_Directions for this task_. Once every line below has been checked for "siempre", give only the number of lines that have it.
(Input for this task)
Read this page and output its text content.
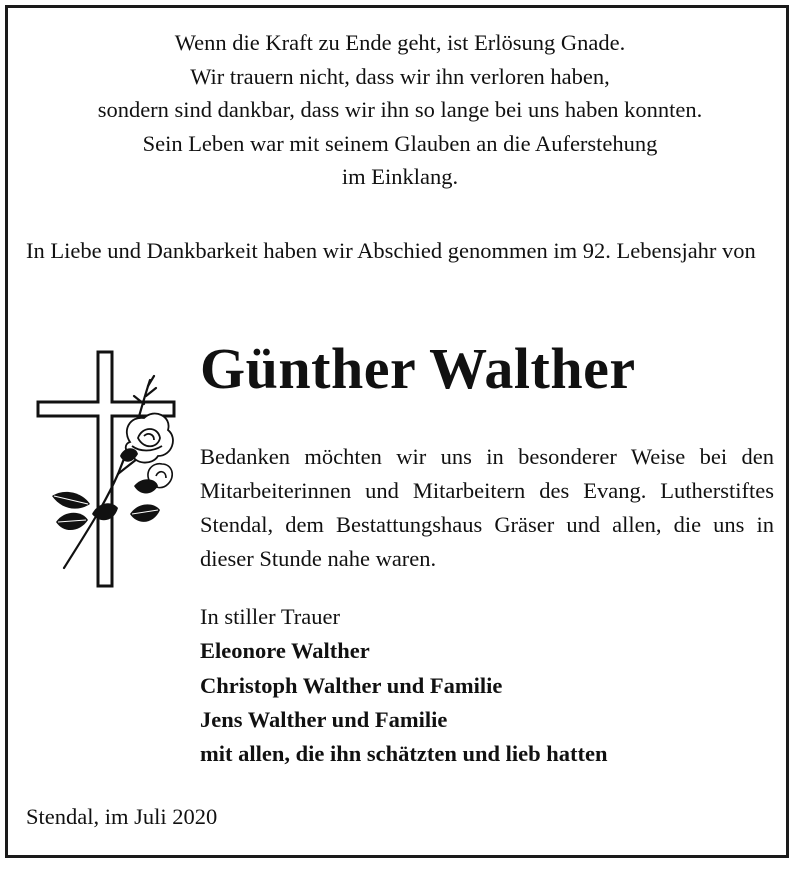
Wenn die Kraft zu Ende geht, ist Erlösung Gnade.
Wir trauern nicht, dass wir ihn verloren haben,
sondern sind dankbar, dass wir ihn so lange bei uns haben konnten.
Sein Leben war mit seinem Glauben an die Auferstehung
im Einklang.
In Liebe und Dankbarkeit haben wir Abschied genommen im 92. Lebensjahr von
Günther Walther
Bedanken möchten wir uns in besonderer Weise bei den Mitarbeiterinnen und Mitarbeitern des Evang. Lutherstiftes Stendal, dem Bestattungshaus Gräser und allen, die uns in dieser Stunde nahe waren.
In stiller Trauer
Eleonore Walther
Christoph Walther und Familie
Jens Walther und Familie
mit allen, die ihn schätzten und lieb hatten
Stendal, im Juli 2020
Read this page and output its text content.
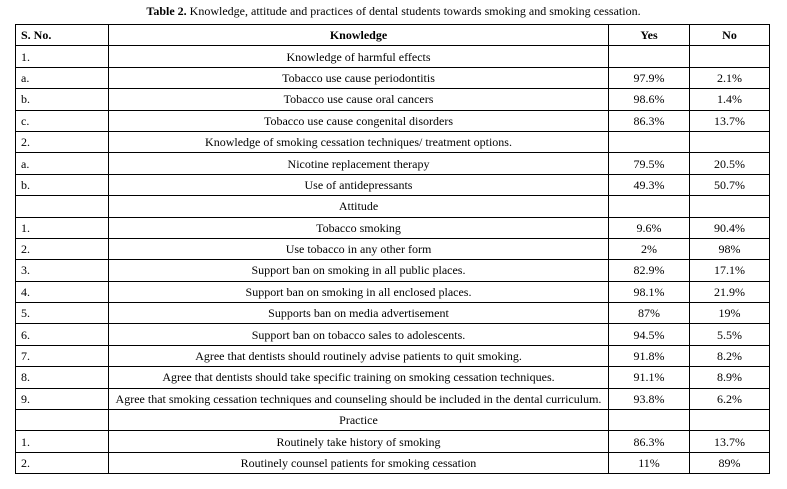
Table 2. Knowledge, attitude and practices of dental students towards smoking and smoking cessation.
S. No.	Knowledge	Yes	No
1.	Knowledge of harmful effects		
a.	Tobacco use cause periodontitis	97.9%	2.1%
b.	Tobacco use cause oral cancers	98.6%	1.4%
c.	Tobacco use cause congenital disorders	86.3%	13.7%
2.	Knowledge of smoking cessation techniques/ treatment options.		
a.	Nicotine replacement therapy	79.5%	20.5%
b.	Use of antidepressants	49.3%	50.7%
	Attitude		
1.	Tobacco smoking	9.6%	90.4%
2.	Use tobacco in any other form	2%	98%
3.	Support ban on smoking in all public places.	82.9%	17.1%
4.	Support ban on smoking in all enclosed places.	98.1%	21.9%
5.	Supports ban on media advertisement	87%	19%
6.	Support ban on tobacco sales to adolescents.	94.5%	5.5%
7.	Agree that dentists should routinely advise patients to quit smoking.	91.8%	8.2%
8.	Agree that dentists should take specific training on smoking cessation techniques.	91.1%	8.9%
9.	Agree that smoking cessation techniques and counseling should be included in the dental curriculum.	93.8%	6.2%
	Practice		
1.	Routinely take history of smoking	86.3%	13.7%
2.	Routinely counsel patients for smoking cessation	11%	89%
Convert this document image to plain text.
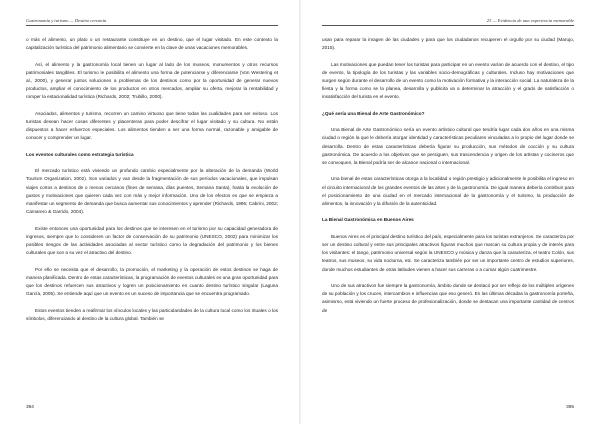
Gastronomía y turismo — Destino cercanía

o más el alimento, un plato o un restaurante constituye en un destino, que el lugar visitado. En este contexto la capitalización turística del patrimonio alimentario se convierte en la clave de unas vacaciones memorables.

Así, el alimento y la gastronomía local tienen un lugar al lado de los museos, monumentos y otros recursos patrimoniales tangibles. El turismo le posibilita el alimento una forma de potenciarse y diferenciarse (Von Westering et al., 2000), y generar juntos soluciones a problemas de los destinos como por la oportunidad de generar nuevos productos, ampliar el conocimiento de los productos en otros mercados, ampliar su oferta, mejorar la rentabilidad y romper la estacionalidad turística (Richards, 2002; Trubillo, 2000).

Asociados, alimentos y turismo, recorren un camino virtuoso que tiene todas las cualidades para ser exitoso. Los turistas desean hacer cosas diferentes y placenteras para poder descifrar el lugar visitado y su cultura. No están dispuestos a hacer esfuerzos especiales. Los alimentos tienden a ser una forma normal, razonable y amigable de conocer y comprender un lugar.

Los eventos culturales como estrategia turística

El mercado turístico está viviendo un profundo cambio especialmente por la alteración de la demanda (World Tourism Organization, 2002). Son variados y van desde la fragmentación de sus períodos vacacionales, que impulsan viajes cortos a destinos de o menos cercanos (fines de semana, días puentes, Semana Santa), hasta la evolución de gustos y motivaciones que quieren cada vez con más y mejor información. Uno de los efectos es que se empieza a manifestar un segmento de demanda que busca aumentar sus conocimientos y aprender (Richards, 1996; Cabrini, 2002; Camarero & Garrido, 2004).

Existe entonces una oportunidad para los destinos que se interesen en el turismo por su capacidad generadora de ingresos, siempre que lo consideren un factor de conservación de su patrimonio (UNESCO, 2002) para minimizar los posibles riesgos de las actividades asociadas al sector turístico como la degradación del patrimonio y los bienes culturales que son a su vez el atractivo del destino.

Por ello se necesita que el desarrollo, la promoción, el marketing y la operación de estos destinos se haga de manera planificada. Dentro de estas características, la programación de eventos culturales es una gran oportunidad para que los destinos refuercen sus atractivos y logren un posicionamiento en cuanto destino turístico singular (Laguna García, 2005). Se entiende aquí que un evento es un suceso de importancia que se encuentra programado.

Estos eventos tienden a reafirmar los vínculos locales y las particularidades de la cultura local como los rituales o los símbolos, diferenciando al destino de la cultura global. También se

394
23 — Evidencia de una experiencia memorable

usan para reparar la imagen de las ciudades y para que los ciudadanos recuperen el orgullo por su ciudad (Marujo, 2015).

Las motivaciones que puedan tener los turistas para participar en un evento varían de acuerdo con el destino, el tipo de evento, la tipología de los turistas y las variables socio-demográficas y culturales. Incluso hay motivaciones que surgen según durante el desarrollo de un evento como la motivación formativa y la interacción social. La naturaleza de la fiesta y la forma como se la planea, desarrolla y publicita va a determinar la atracción y el grado de satisfacción o insatisfacción del turista en el evento.

¿Qué sería una Bienal de Arte Gastronómico?

Una Bienal de Arte Gastronómico sería un evento artístico cultural que tendría lugar cada dos años en una misma ciudad o región la que le debería otorgar identidad y características peculiares vinculadas a lo propio del lugar donde se desarrolla. Dentro de estas características debería figurar su producción, sus métodos de cocción y su cultura gastronómica. De acuerdo a los objetivos que se persiguen, sus trascendencia y origen de los artistas y cocineros que se convoquen, la Bienal podría ser de alcance nacional o internacional.

Una bienal de estas características otorga a la localidad o región prestigio y adicionalmente le posibilita el ingreso en el circuito internacional de los grandes eventos de las artes y de la gastronomía. De igual manera debería contribuir para el posicionamiento de una ciudad en el mercado internacional de la gastronomía y el turismo, la producción de alimentos, la innovación y la difusión de la autenticidad.

La Bienal Gastronómica en Buenos Aires

Buenos Aires es el principal destino turístico del país, especialmente para los turistas extranjeros. Se caracteriza por ser un destino cultural y entre sus principales atractivos figuran muchos que marcan su cultura propia y de interés para los visitantes: el tango, patrimonio universal según la UNESCO y música y danza que la caracteriza, el teatro Colón, sus teatros, sus museos, su vida nocturna, etc. Se caracteriza también por ser un importante centro de estudios superiores, donde muchos estudiantes de otras latitudes vienen a hacer sus carreras o a cursar algún cuatrimestre.

Uno de sus atractivos fue siempre la gastronomía, ámbito donde se destacó por ser reflejo de los múltiples orígenes de su población y los cruces, intercambios e influencias que eso generó. En las últimas décadas la gastronomía porteña, asimismo, está viviendo un fuerte proceso de profesionalización, donde se destacan una importante cantidad de centros de

395
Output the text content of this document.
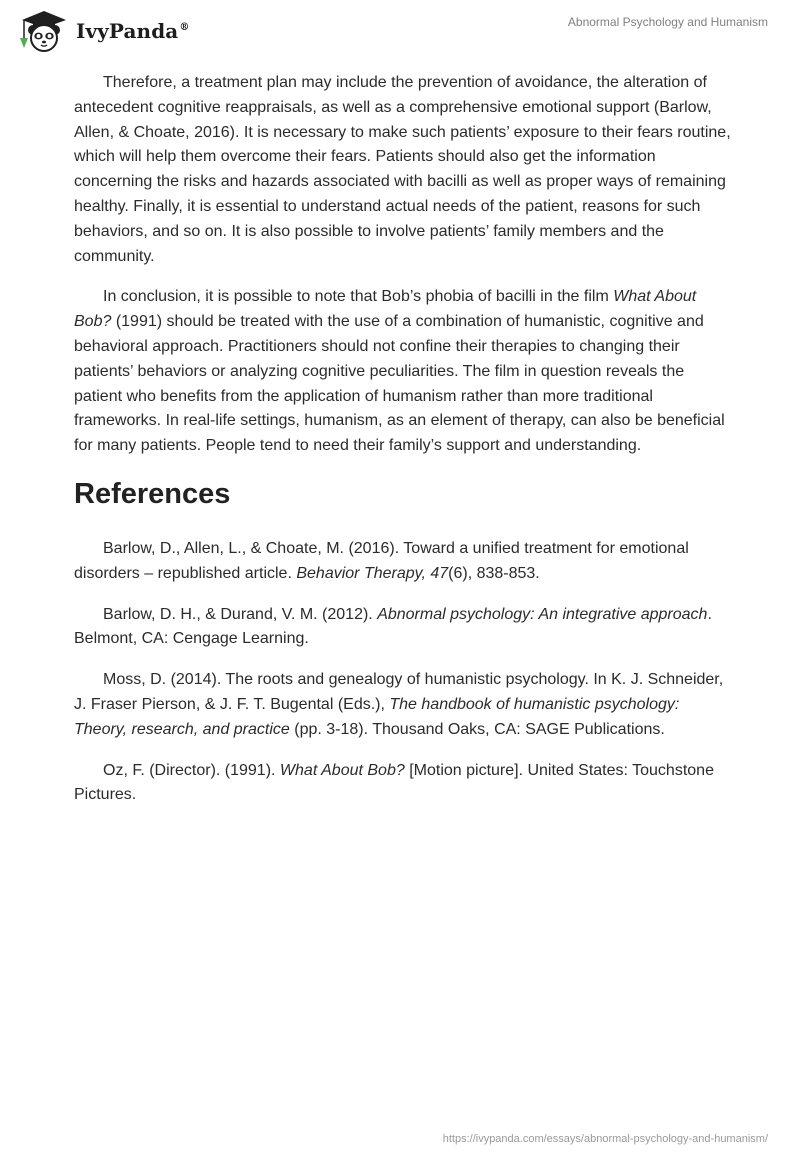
IvyPanda®	Abnormal Psychology and Humanism

Therefore, a treatment plan may include the prevention of avoidance, the alteration of antecedent cognitive reappraisals, as well as a comprehensive emotional support (Barlow, Allen, & Choate, 2016). It is necessary to make such patients’ exposure to their fears routine, which will help them overcome their fears. Patients should also get the information concerning the risks and hazards associated with bacilli as well as proper ways of remaining healthy. Finally, it is essential to understand actual needs of the patient, reasons for such behaviors, and so on. It is also possible to involve patients’ family members and the community.

In conclusion, it is possible to note that Bob’s phobia of bacilli in the film What About Bob? (1991) should be treated with the use of a combination of humanistic, cognitive and behavioral approach. Practitioners should not confine their therapies to changing their patients’ behaviors or analyzing cognitive peculiarities. The film in question reveals the patient who benefits from the application of humanism rather than more traditional frameworks. In real-life settings, humanism, as an element of therapy, can also be beneficial for many patients. People tend to need their family’s support and understanding.

References

Barlow, D., Allen, L., & Choate, M. (2016). Toward a unified treatment for emotional disorders – republished article. Behavior Therapy, 47(6), 838-853.

Barlow, D. H., & Durand, V. M. (2012). Abnormal psychology: An integrative approach. Belmont, CA: Cengage Learning.

Moss, D. (2014). The roots and genealogy of humanistic psychology. In K. J. Schneider, J. Fraser Pierson, & J. F. T. Bugental (Eds.), The handbook of humanistic psychology: Theory, research, and practice (pp. 3-18). Thousand Oaks, CA: SAGE Publications.

Oz, F. (Director). (1991). What About Bob? [Motion picture]. United States: Touchstone Pictures.

https://ivypanda.com/essays/abnormal-psychology-and-humanism/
(End Input for this task)
_Exercise answer_. 2